Exercise: Filter the lines below, copying only those with the string "JSON".

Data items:

** START **

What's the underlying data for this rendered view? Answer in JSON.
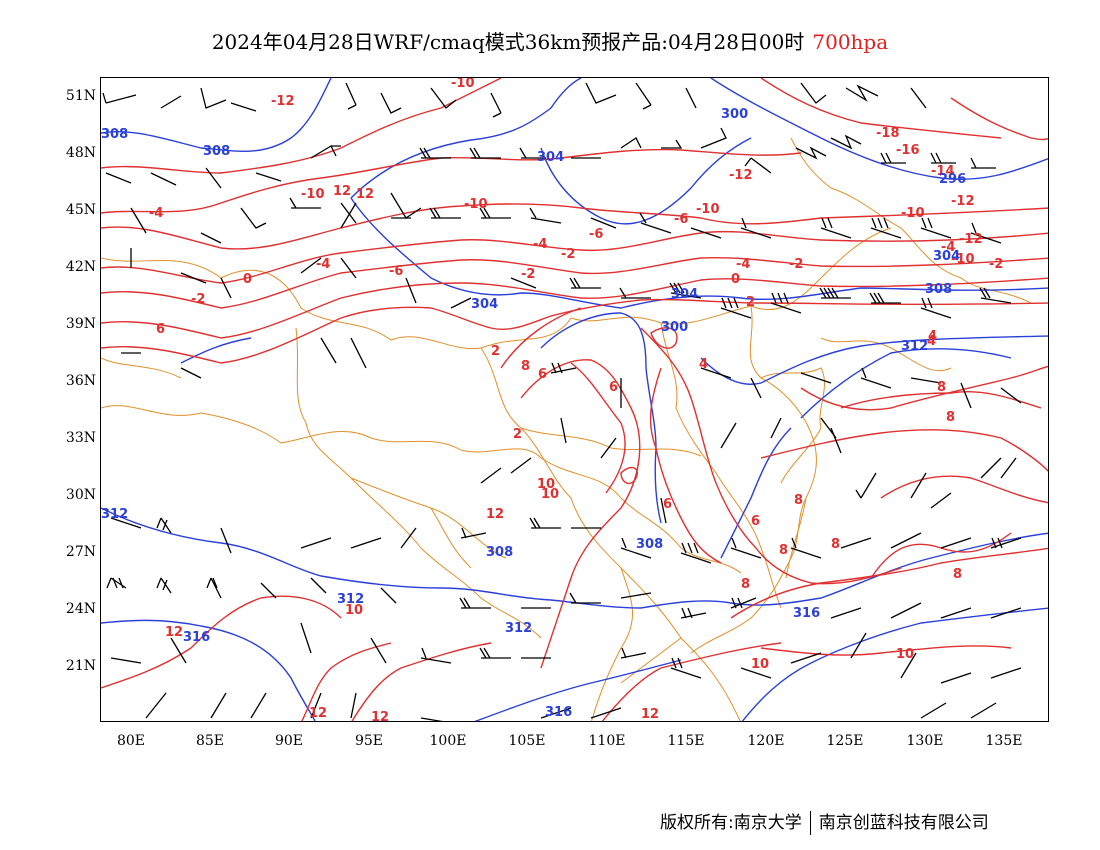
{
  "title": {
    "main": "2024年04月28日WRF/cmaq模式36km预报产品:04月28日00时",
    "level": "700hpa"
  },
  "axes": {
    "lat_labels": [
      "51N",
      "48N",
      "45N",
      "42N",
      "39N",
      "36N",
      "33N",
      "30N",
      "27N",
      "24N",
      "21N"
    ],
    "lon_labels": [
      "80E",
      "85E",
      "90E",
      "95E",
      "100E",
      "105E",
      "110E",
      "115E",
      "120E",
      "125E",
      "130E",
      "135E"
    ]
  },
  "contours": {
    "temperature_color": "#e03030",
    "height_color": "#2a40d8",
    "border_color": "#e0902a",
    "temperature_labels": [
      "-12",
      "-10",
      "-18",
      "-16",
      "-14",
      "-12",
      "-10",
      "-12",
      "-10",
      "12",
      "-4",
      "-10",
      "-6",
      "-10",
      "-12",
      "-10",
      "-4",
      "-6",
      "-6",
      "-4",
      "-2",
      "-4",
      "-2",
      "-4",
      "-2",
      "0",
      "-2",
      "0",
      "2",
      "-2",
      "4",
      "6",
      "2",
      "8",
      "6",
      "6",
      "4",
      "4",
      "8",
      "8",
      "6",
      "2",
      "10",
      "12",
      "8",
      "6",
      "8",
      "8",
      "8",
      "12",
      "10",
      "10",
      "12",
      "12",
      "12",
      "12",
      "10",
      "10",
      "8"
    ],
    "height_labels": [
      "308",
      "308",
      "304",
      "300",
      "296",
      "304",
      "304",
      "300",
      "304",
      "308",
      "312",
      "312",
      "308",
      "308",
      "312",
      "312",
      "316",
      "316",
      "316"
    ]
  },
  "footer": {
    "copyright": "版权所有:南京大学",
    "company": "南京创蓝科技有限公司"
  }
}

** END **
** START **

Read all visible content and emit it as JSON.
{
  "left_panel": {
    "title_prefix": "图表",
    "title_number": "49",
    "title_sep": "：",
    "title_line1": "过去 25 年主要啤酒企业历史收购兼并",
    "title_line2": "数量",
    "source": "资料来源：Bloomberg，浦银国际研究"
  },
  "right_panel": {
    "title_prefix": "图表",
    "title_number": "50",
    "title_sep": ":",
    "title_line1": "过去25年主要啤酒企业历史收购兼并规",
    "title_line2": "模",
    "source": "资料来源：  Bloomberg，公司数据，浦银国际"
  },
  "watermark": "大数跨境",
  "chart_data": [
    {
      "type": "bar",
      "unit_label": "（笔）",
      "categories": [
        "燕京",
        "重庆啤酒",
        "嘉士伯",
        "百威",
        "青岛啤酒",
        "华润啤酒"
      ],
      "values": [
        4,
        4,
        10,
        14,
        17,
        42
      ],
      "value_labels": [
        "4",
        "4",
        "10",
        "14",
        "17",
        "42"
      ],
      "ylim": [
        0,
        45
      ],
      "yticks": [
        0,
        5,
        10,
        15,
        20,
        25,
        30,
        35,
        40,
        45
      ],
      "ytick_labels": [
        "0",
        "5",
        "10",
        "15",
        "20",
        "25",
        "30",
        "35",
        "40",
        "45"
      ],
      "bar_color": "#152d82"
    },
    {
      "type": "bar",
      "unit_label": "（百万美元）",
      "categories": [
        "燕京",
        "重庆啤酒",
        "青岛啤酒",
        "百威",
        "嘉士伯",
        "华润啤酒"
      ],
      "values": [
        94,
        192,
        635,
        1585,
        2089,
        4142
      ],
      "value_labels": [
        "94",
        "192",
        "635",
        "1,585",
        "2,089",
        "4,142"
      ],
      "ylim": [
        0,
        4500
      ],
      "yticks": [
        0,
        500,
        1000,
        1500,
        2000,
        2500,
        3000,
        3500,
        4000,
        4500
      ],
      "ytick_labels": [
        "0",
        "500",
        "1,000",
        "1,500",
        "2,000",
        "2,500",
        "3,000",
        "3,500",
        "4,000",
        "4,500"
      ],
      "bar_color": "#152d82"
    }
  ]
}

** END **

Task output:
What's the underlying data for this rendered view? Answer in JSON.
Read all visible content and emit it as JSON.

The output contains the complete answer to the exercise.